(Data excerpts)

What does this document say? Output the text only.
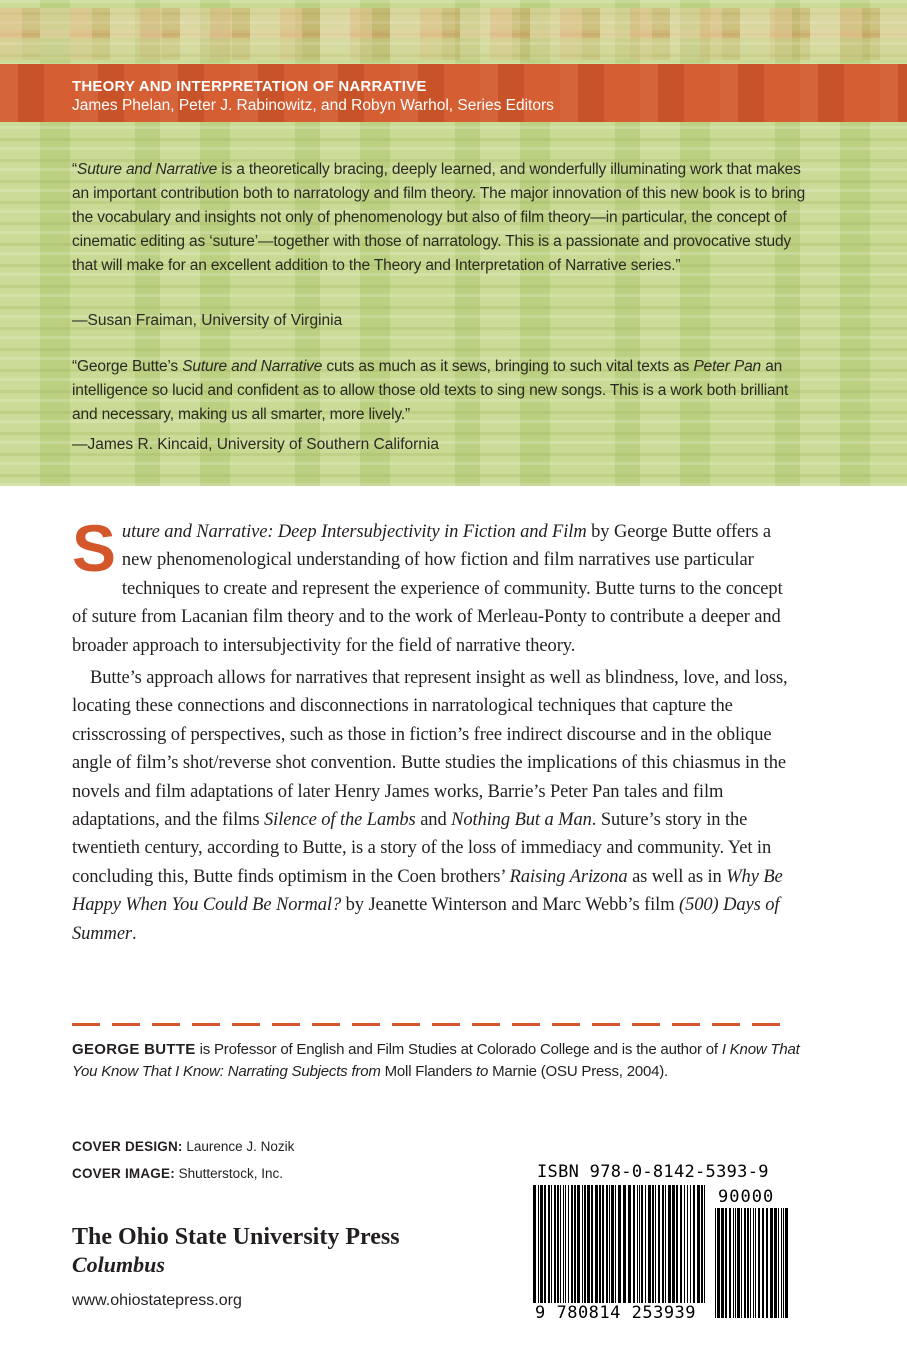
THEORY AND INTERPRETATION OF NARRATIVE

James Phelan, Peter J. Rabinowitz, and Robyn Warhol, Series Editors

“Suture and Narrative is a theoretically bracing, deeply learned, and wonderfully illuminating work that makes an important contribution both to narratology and film theory. The major innovation of this new book is to bring the vocabulary and insights not only of phenomenology but also of film theory—in particular, the concept of cinematic editing as ‘suture’—together with those of narratology. This is a passionate and provocative study that will make for an excellent addition to the Theory and Interpretation of Narrative series.”

—Susan Fraiman, University of Virginia

“George Butte’s Suture and Narrative cuts as much as it sews, bringing to such vital texts as Peter Pan an intelligence so lucid and confident as to allow those old texts to sing new songs. This is a work both brilliant and necessary, making us all smarter, more lively.”

—James R. Kincaid, University of Southern California

Suture and Narrative: Deep Intersubjectivity in Fiction and Film by George Butte offers a new phenomenological understanding of how fiction and film narratives use particular techniques to create and represent the experience of community. Butte turns to the concept of suture from Lacanian film theory and to the work of Merleau-Ponty to contribute a deeper and broader approach to intersubjectivity for the field of narrative theory.

Butte’s approach allows for narratives that represent insight as well as blindness, love, and loss, locating these connections and disconnections in narratological techniques that capture the crisscrossing of perspectives, such as those in fiction’s free indirect discourse and in the oblique angle of film’s shot/reverse shot convention. Butte studies the implications of this chiasmus in the novels and film adaptations of later Henry James works, Barrie’s Peter Pan tales and film adaptations, and the films Silence of the Lambs and Nothing But a Man. Suture’s story in the twentieth century, according to Butte, is a story of the loss of immediacy and community. Yet in concluding this, Butte finds optimism in the Coen brothers’ Raising Arizona as well as in Why Be Happy When You Could Be Normal? by Jeanette Winterson and Marc Webb’s film (500) Days of Summer.

GEORGE BUTTE is Professor of English and Film Studies at Colorado College and is the author of I Know That You Know That I Know: Narrating Subjects from Moll Flanders to Marnie (OSU Press, 2004).

COVER DESIGN: Laurence J. Nozik

COVER IMAGE: Shutterstock, Inc.

The Ohio State University Press

Columbus

www.ohiostatepress.org

ISBN 978-0-8142-5393-9

90000

9 780814 253939
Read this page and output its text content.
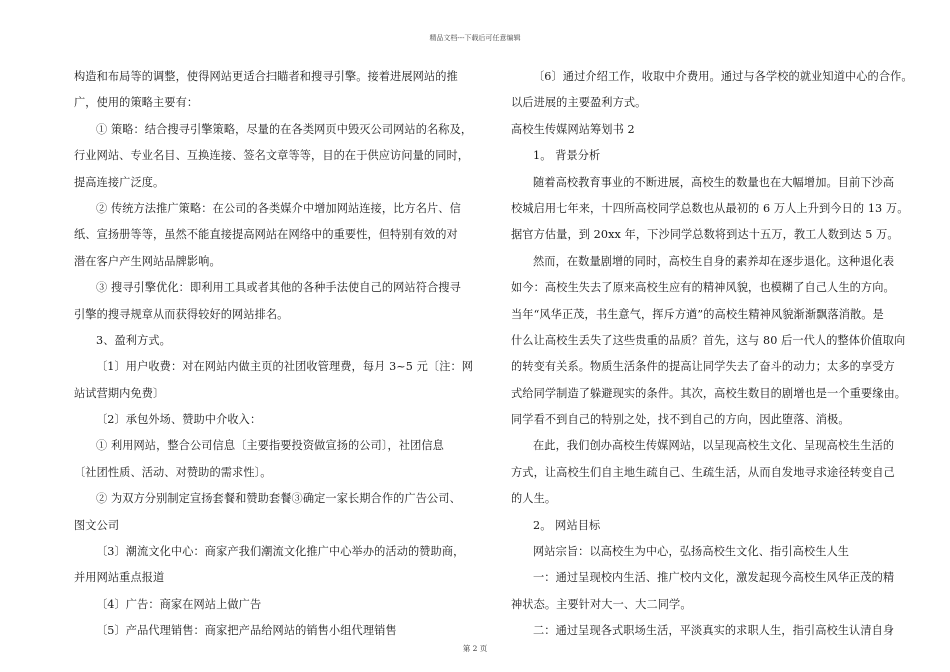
精品文档---下载后可任意编辑
构造和布局等的调整，使得网站更适合扫瞄者和搜寻引擎。接着进展网站的推
广，使用的策略主要有：
① 策略：结合搜寻引擎策略，尽量的在各类网页中毁灭公司网站的名称及，
行业网站、专业名目、互换连接、签名文章等等，目的在于供应访问量的同时，
提高连接广泛度。
② 传统方法推广策略：在公司的各类媒介中增加网站连接，比方名片、信
纸、宣扬册等等，虽然不能直接提高网站在网络中的重要性，但特别有效的对
潜在客户产生网站品牌影响。
③ 搜寻引擎优化：即利用工具或者其他的各种手法使自己的网站符合搜寻
引擎的搜寻规章从而获得较好的网站排名。
3、盈利方式。
〔1〕用户收费：对在网站内做主页的社团收管理费，每月 3~5 元〔注：网
站试营期内免费〕
〔2〕承包外场、赞助中介收入：
① 利用网站，整合公司信息〔主要指要投资做宣扬的公司〕，社团信息
〔社团性质、活动、对赞助的需求性〕。
② 为双方分别制定宣扬套餐和赞助套餐③确定一家长期合作的广告公司、
图文公司
〔3〕潮流文化中心：商家产我们潮流文化推广中心举办的活动的赞助商，
并用网站重点报道
〔4〕广告：商家在网站上做广告
〔5〕产品代理销售：商家把产品给网站的销售小组代理销售
〔6〕通过介绍工作，收取中介费用。通过与各学校的就业知道中心的合作。
以后进展的主要盈利方式。
高校生传媒网站筹划书 2
1。 背景分析
随着高校教育事业的不断进展，高校生的数量也在大幅增加。目前下沙高
校城启用七年来，十四所高校同学总数也从最初的 6 万人上升到今日的 13 万。
据官方估量，到 20xx 年，下沙同学总数将到达十五万，教工人数到达 5 万。
然而，在数量剧增的同时，高校生自身的素养却在逐步退化。这种退化表
如今：高校生失去了原来高校生应有的精神风貌，也模糊了自己人生的方向。
当年“风华正茂，书生意气，挥斥方遒”的高校生精神风貌渐渐飘落消散。是
什么让高校生丢失了这些贵重的品质？首先，这与 80 后一代人的整体价值取向
的转变有关系。物质生活条件的提高让同学失去了奋斗的动力；太多的享受方
式给同学制造了躲避现实的条件。其次，高校生数目的剧增也是一个重要缘由。
同学看不到自己的特别之处，找不到自己的方向，因此堕落、消极。
在此，我们创办高校生传媒网站，以呈现高校生文化、呈现高校生生活的
方式，让高校生们自主地生疏自己、生疏生活，从而自发地寻求途径转变自己
的人生。
2。 网站目标
网站宗旨：以高校生为中心，弘扬高校生文化、指引高校生人生
一：通过呈现校内生活、推广校内文化，激发起现今高校生风华正茂的精
神状态。主要针对大一、大二同学。
二：通过呈现各式职场生活，平淡真实的求职人生，指引高校生认清自身
第 2 页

| What is required |
Transcribe the records above exactly, omitting every picture they contain.

| Right answer |
What does this document say? Output the text only.
THEORY AND INTERPRETATION OF NARRATIVE

James Phelan, Peter J. Rabinowitz, and Robyn Warhol, Series Editors

“Suture and Narrative is a theoretically bracing, deeply learned, and wonderfully illuminating work that makes an important contribution both to narratology and film theory. The major innovation of this new book is to bring the vocabulary and insights not only of phenomenology but also of film theory—in particular, the concept of cinematic editing as ‘suture’—together with those of narratology. This is a passionate and provocative study that will make for an excellent addition to the Theory and Interpretation of Narrative series.”

—Susan Fraiman, University of Virginia

“George Butte’s Suture and Narrative cuts as much as it sews, bringing to such vital texts as Peter Pan an intelligence so lucid and confident as to allow those old texts to sing new songs. This is a work both brilliant and necessary, making us all smarter, more lively.”

—James R. Kincaid, University of Southern California

Suture and Narrative: Deep Intersubjectivity in Fiction and Film by George Butte offers a new phenomenological understanding of how fiction and film narratives use particular techniques to create and represent the experience of community. Butte turns to the concept of suture from Lacanian film theory and to the work of Merleau-Ponty to contribute a deeper and broader approach to intersubjectivity for the field of narrative theory.

Butte’s approach allows for narratives that represent insight as well as blindness, love, and loss, locating these connections and disconnections in narratological techniques that capture the crisscrossing of perspectives, such as those in fiction’s free indirect discourse and in the oblique angle of film’s shot/reverse shot convention. Butte studies the implications of this chiasmus in the novels and film adaptations of later Henry James works, Barrie’s Peter Pan tales and film adaptations, and the films Silence of the Lambs and Nothing But a Man. Suture’s story in the twentieth century, according to Butte, is a story of the loss of immediacy and community. Yet in concluding this, Butte finds optimism in the Coen brothers’ Raising Arizona as well as in Why Be Happy When You Could Be Normal? by Jeanette Winterson and Marc Webb’s film (500) Days of Summer.

GEORGE BUTTE is Professor of English and Film Studies at Colorado College and is the author of I Know That You Know That I Know: Narrating Subjects from Moll Flanders to Marnie (OSU Press, 2004).

COVER DESIGN: Laurence J. Nozik

COVER IMAGE: Shutterstock, Inc.

The Ohio State University Press

Columbus

www.ohiostatepress.org

ISBN 978-0-8142-5393-9

90000

9 780814 253939
Read this page and output its text content.
精品文档---下载后可任意编辑
构造和布局等的调整，使得网站更适合扫瞄者和搜寻引擎。接着进展网站的推
广，使用的策略主要有：
① 策略：结合搜寻引擎策略，尽量的在各类网页中毁灭公司网站的名称及，
行业网站、专业名目、互换连接、签名文章等等，目的在于供应访问量的同时，
提高连接广泛度。
② 传统方法推广策略：在公司的各类媒介中增加网站连接，比方名片、信
纸、宣扬册等等，虽然不能直接提高网站在网络中的重要性，但特别有效的对
潜在客户产生网站品牌影响。
③ 搜寻引擎优化：即利用工具或者其他的各种手法使自己的网站符合搜寻
引擎的搜寻规章从而获得较好的网站排名。
3、盈利方式。
〔1〕用户收费：对在网站内做主页的社团收管理费，每月 3~5 元〔注：网
站试营期内免费〕
〔2〕承包外场、赞助中介收入：
① 利用网站，整合公司信息〔主要指要投资做宣扬的公司〕，社团信息
〔社团性质、活动、对赞助的需求性〕。
② 为双方分别制定宣扬套餐和赞助套餐③确定一家长期合作的广告公司、
图文公司
〔3〕潮流文化中心：商家产我们潮流文化推广中心举办的活动的赞助商，
并用网站重点报道
〔4〕广告：商家在网站上做广告
〔5〕产品代理销售：商家把产品给网站的销售小组代理销售
〔6〕通过介绍工作，收取中介费用。通过与各学校的就业知道中心的合作。
以后进展的主要盈利方式。
高校生传媒网站筹划书 2
1。 背景分析
随着高校教育事业的不断进展，高校生的数量也在大幅增加。目前下沙高
校城启用七年来，十四所高校同学总数也从最初的 6 万人上升到今日的 13 万。
据官方估量，到 20xx 年，下沙同学总数将到达十五万，教工人数到达 5 万。
然而，在数量剧增的同时，高校生自身的素养却在逐步退化。这种退化表
如今：高校生失去了原来高校生应有的精神风貌，也模糊了自己人生的方向。
当年“风华正茂，书生意气，挥斥方遒”的高校生精神风貌渐渐飘落消散。是
什么让高校生丢失了这些贵重的品质？首先，这与 80 后一代人的整体价值取向
的转变有关系。物质生活条件的提高让同学失去了奋斗的动力；太多的享受方
式给同学制造了躲避现实的条件。其次，高校生数目的剧增也是一个重要缘由。
同学看不到自己的特别之处，找不到自己的方向，因此堕落、消极。
在此，我们创办高校生传媒网站，以呈现高校生文化、呈现高校生生活的
方式，让高校生们自主地生疏自己、生疏生活，从而自发地寻求途径转变自己
的人生。
2。 网站目标
网站宗旨：以高校生为中心，弘扬高校生文化、指引高校生人生
一：通过呈现校内生活、推广校内文化，激发起现今高校生风华正茂的精
神状态。主要针对大一、大二同学。
二：通过呈现各式职场生活，平淡真实的求职人生，指引高校生认清自身
第 2 页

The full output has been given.